WHAT YOU SHOULD DO - Locate each line holding the string "será" and copy it.

RECORDS SUPPLIED -
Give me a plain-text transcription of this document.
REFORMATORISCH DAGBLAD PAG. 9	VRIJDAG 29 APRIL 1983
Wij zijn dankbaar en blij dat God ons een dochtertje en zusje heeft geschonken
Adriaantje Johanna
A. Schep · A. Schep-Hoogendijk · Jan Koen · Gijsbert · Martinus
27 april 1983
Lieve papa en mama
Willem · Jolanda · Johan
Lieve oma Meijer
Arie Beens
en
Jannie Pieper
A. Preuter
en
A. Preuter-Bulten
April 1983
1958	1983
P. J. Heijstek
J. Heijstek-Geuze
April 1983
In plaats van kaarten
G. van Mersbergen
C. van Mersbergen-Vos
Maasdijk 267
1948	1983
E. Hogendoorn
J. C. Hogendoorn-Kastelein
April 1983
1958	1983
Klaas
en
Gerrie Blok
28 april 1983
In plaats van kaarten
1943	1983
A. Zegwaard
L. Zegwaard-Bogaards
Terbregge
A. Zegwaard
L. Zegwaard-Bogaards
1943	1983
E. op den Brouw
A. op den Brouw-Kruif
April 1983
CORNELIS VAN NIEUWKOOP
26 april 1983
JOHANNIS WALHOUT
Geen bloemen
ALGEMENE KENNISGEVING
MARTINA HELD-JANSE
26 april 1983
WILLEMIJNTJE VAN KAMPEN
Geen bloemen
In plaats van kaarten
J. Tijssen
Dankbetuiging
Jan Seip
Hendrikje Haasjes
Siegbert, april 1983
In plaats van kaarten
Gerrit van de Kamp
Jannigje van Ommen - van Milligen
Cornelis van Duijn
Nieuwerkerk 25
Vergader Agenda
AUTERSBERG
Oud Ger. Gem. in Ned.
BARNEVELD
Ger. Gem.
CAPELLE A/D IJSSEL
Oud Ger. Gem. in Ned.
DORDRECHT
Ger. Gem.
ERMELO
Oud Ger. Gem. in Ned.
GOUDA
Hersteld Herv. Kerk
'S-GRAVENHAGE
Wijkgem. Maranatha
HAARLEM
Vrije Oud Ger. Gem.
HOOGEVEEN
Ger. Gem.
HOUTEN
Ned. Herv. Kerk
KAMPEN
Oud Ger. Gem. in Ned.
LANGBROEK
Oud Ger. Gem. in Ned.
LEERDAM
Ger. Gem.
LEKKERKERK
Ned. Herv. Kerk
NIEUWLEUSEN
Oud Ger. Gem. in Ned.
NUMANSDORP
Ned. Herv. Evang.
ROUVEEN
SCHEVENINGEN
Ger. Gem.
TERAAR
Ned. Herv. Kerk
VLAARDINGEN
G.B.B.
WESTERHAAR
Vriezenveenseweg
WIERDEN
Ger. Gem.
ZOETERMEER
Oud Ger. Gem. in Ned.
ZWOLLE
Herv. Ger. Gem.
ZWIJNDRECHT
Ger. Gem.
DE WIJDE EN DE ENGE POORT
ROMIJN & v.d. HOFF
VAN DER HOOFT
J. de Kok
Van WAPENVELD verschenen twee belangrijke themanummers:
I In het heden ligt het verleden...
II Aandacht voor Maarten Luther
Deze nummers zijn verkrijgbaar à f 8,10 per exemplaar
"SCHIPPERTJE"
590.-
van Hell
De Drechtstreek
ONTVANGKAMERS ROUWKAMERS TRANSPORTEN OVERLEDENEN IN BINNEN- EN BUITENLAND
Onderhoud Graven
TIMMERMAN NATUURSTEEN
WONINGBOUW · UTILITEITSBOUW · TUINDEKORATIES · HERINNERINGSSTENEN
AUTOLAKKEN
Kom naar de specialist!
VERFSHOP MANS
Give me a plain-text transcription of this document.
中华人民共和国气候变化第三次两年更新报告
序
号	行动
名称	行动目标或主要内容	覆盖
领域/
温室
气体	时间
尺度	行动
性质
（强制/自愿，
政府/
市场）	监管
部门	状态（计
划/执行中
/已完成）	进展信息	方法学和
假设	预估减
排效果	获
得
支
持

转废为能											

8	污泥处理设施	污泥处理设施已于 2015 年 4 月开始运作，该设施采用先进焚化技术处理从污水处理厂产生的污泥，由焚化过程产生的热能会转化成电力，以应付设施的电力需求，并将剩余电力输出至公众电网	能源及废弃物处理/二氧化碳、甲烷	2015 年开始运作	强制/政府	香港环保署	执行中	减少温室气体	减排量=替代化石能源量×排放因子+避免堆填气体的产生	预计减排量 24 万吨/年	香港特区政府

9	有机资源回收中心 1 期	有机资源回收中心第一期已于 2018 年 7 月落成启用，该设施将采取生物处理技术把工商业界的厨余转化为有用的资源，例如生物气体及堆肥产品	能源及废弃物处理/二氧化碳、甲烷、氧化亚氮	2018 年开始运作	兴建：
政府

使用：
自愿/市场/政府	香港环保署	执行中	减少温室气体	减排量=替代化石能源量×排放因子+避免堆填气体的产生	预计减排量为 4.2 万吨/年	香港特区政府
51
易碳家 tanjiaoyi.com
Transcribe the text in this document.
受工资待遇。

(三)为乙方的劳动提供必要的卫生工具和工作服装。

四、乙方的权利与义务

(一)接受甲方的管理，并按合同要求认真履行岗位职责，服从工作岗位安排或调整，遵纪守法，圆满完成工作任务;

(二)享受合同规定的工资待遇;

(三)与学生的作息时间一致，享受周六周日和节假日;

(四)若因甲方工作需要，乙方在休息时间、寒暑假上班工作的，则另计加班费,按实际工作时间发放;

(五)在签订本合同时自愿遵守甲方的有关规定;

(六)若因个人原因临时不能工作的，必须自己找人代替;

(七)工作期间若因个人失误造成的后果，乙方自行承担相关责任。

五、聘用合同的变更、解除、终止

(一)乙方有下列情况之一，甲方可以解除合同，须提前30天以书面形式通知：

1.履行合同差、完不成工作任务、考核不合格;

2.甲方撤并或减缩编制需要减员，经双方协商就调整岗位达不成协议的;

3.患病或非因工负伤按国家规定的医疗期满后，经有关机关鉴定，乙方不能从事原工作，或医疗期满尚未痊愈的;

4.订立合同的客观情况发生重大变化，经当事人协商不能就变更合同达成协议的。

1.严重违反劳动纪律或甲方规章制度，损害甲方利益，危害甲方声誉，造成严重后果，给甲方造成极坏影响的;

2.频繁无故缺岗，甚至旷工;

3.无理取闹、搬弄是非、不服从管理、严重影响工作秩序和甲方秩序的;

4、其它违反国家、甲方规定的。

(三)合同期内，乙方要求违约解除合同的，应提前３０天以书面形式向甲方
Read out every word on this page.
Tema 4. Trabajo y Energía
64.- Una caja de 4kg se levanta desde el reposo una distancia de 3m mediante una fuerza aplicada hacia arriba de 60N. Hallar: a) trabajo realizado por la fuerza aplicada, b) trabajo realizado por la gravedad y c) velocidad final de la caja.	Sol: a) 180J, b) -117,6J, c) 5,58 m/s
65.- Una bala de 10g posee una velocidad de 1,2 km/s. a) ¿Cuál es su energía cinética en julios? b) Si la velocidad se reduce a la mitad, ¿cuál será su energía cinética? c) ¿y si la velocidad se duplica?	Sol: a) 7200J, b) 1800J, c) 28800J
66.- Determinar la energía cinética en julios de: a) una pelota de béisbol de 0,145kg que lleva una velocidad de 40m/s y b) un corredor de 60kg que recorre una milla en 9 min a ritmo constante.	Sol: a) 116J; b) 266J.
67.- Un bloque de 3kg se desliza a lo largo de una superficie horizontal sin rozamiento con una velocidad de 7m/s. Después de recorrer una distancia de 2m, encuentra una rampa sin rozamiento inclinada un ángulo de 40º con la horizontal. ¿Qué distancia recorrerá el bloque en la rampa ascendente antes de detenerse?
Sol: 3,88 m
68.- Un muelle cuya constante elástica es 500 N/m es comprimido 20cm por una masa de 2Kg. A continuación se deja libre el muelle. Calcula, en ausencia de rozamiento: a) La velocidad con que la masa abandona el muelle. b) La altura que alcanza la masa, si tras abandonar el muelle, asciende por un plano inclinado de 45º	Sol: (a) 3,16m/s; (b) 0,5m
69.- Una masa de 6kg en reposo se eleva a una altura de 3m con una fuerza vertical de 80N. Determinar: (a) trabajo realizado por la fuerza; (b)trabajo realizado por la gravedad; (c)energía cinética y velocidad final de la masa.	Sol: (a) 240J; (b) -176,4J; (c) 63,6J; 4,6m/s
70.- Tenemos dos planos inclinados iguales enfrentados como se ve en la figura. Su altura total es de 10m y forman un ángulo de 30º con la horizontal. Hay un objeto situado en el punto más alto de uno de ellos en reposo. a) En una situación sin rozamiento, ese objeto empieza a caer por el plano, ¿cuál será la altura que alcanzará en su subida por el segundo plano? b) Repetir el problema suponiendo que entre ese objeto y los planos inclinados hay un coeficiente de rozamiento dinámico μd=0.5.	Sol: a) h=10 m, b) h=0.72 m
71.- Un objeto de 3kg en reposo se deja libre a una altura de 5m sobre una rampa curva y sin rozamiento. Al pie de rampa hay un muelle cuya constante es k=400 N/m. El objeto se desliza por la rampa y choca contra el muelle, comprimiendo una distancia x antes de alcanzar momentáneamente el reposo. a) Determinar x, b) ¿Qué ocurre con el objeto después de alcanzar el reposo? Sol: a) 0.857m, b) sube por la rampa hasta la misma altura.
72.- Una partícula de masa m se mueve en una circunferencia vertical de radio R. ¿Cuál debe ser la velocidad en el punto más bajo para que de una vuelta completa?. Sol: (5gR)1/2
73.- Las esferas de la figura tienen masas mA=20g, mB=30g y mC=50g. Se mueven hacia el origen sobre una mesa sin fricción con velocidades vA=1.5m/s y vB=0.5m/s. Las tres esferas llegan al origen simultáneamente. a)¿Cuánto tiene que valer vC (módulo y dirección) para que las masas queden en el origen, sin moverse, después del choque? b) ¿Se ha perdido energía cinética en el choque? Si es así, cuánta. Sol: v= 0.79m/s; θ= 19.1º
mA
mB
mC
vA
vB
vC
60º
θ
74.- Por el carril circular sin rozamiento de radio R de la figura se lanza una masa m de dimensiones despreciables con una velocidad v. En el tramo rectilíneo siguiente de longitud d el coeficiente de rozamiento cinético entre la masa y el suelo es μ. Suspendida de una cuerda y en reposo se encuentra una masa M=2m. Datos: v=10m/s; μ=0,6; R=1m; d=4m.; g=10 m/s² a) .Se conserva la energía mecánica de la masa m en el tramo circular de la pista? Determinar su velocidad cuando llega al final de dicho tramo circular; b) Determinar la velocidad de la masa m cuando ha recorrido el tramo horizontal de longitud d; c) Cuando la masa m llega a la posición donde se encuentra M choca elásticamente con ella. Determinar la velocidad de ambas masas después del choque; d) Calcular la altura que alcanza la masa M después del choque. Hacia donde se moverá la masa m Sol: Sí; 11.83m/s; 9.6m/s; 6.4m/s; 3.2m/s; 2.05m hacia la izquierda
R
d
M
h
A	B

EXERCISE RESPONSE -
65.- Una bala de 10g posee una velocidad de 1,2 km/s. a) ¿Cuál es su energía cinética en julios? b) Si la velocidad se reduce a la mitad, ¿cuál será su energía cinética? c) ¿y si la velocidad se duplica?	Sol: a) 7200J, b) 1800J, c) 28800J
70.- Tenemos dos planos inclinados iguales enfrentados como se ve en la figura. Su altura total es de 10m y forman un ángulo de 30º con la horizontal. Hay un objeto situado en el punto más alto de uno de ellos en reposo. a) En una situación sin rozamiento, ese objeto empieza a caer por el plano, ¿cuál será la altura que alcanzará en su subida por el segundo plano? b) Repetir el problema suponiendo que entre ese objeto y los planos inclinados hay un coeficiente de rozamiento dinámico μd=0.5.	Sol: a) h=10 m, b) h=0.72 m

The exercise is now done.